** Work to do **
Give only the count of lines containing "image".

** Material shown **
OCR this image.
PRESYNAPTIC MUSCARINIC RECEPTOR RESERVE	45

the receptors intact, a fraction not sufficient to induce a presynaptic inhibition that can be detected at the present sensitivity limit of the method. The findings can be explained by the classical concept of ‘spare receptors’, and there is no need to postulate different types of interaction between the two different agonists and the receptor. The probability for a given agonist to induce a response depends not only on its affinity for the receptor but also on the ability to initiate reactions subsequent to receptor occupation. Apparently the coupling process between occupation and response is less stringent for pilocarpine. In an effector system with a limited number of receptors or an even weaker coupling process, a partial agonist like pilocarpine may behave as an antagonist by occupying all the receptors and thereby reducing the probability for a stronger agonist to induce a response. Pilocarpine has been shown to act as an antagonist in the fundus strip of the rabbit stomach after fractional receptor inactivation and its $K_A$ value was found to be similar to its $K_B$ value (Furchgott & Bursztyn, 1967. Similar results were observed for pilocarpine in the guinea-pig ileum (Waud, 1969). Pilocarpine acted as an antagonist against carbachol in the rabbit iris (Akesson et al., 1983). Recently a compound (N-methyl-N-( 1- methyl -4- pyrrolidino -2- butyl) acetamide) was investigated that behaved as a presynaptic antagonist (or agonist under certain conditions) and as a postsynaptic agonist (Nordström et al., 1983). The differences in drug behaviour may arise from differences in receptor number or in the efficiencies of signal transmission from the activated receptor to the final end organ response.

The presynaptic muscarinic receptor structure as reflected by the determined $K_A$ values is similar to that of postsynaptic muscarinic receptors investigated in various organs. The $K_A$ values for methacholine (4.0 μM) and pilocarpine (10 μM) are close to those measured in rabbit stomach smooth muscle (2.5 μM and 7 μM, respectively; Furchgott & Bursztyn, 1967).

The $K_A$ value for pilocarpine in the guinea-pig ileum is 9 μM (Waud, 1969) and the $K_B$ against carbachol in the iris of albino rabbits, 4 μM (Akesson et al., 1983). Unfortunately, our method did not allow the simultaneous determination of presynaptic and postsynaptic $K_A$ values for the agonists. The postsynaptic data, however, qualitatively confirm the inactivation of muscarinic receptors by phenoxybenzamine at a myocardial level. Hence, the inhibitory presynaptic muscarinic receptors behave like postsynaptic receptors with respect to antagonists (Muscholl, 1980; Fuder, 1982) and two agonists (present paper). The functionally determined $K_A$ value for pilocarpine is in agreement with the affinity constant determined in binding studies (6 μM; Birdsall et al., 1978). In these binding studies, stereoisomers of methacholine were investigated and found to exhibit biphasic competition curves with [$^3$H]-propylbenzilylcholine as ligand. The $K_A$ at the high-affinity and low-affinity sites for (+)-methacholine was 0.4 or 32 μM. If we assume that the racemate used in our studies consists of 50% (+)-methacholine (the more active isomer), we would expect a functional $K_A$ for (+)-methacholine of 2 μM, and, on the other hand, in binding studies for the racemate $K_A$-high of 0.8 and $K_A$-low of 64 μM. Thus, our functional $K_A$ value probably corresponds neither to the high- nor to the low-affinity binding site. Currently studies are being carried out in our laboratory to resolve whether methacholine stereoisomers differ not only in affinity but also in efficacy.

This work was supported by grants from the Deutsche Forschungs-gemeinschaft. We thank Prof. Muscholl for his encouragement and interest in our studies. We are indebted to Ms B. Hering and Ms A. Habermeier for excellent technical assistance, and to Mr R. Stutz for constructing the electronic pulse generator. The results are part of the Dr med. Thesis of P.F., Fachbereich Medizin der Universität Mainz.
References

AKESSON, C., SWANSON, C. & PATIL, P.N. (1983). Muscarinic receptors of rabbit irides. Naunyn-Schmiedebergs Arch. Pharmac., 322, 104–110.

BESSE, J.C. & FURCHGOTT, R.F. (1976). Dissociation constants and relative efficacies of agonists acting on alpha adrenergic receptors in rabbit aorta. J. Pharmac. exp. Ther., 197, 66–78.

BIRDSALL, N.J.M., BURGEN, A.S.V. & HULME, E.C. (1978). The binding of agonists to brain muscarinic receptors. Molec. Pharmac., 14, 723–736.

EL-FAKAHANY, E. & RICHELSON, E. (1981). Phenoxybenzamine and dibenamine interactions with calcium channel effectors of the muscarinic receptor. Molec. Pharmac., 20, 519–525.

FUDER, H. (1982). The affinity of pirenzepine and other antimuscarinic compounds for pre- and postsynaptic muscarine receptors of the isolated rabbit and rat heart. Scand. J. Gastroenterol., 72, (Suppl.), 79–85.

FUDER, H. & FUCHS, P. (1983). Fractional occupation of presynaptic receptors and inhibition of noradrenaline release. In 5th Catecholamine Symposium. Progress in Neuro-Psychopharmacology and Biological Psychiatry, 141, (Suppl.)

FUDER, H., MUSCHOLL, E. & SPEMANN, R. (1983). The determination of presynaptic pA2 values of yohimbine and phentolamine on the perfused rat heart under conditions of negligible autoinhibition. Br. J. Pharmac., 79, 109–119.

==

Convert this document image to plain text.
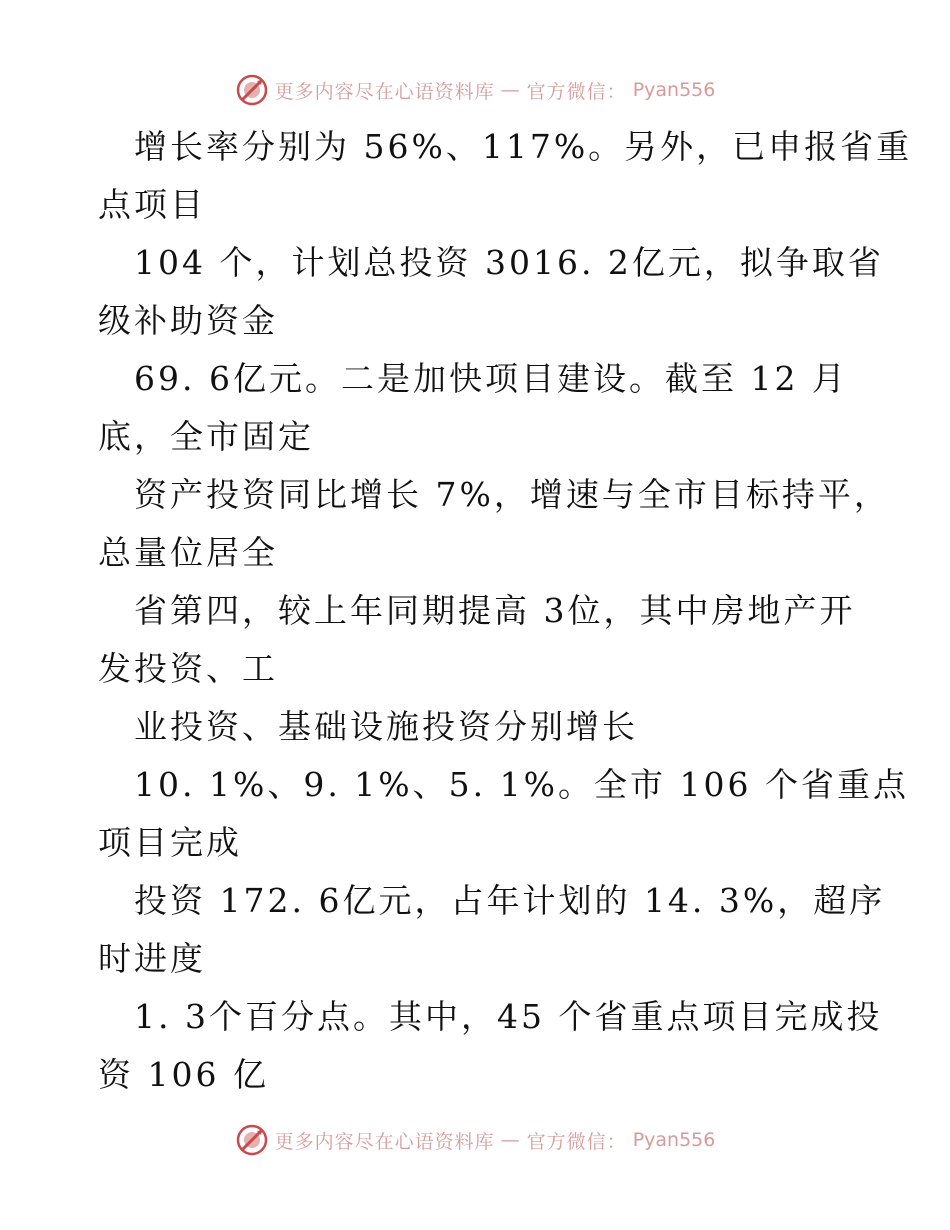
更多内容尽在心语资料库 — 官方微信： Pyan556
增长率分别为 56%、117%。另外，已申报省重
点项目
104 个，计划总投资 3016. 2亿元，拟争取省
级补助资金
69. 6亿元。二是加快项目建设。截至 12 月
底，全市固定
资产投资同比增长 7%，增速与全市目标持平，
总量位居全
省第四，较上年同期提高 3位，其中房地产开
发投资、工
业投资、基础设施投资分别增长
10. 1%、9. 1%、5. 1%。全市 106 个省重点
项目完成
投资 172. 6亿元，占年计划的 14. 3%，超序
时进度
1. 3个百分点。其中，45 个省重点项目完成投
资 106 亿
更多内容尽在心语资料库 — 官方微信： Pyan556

** Complete response **
2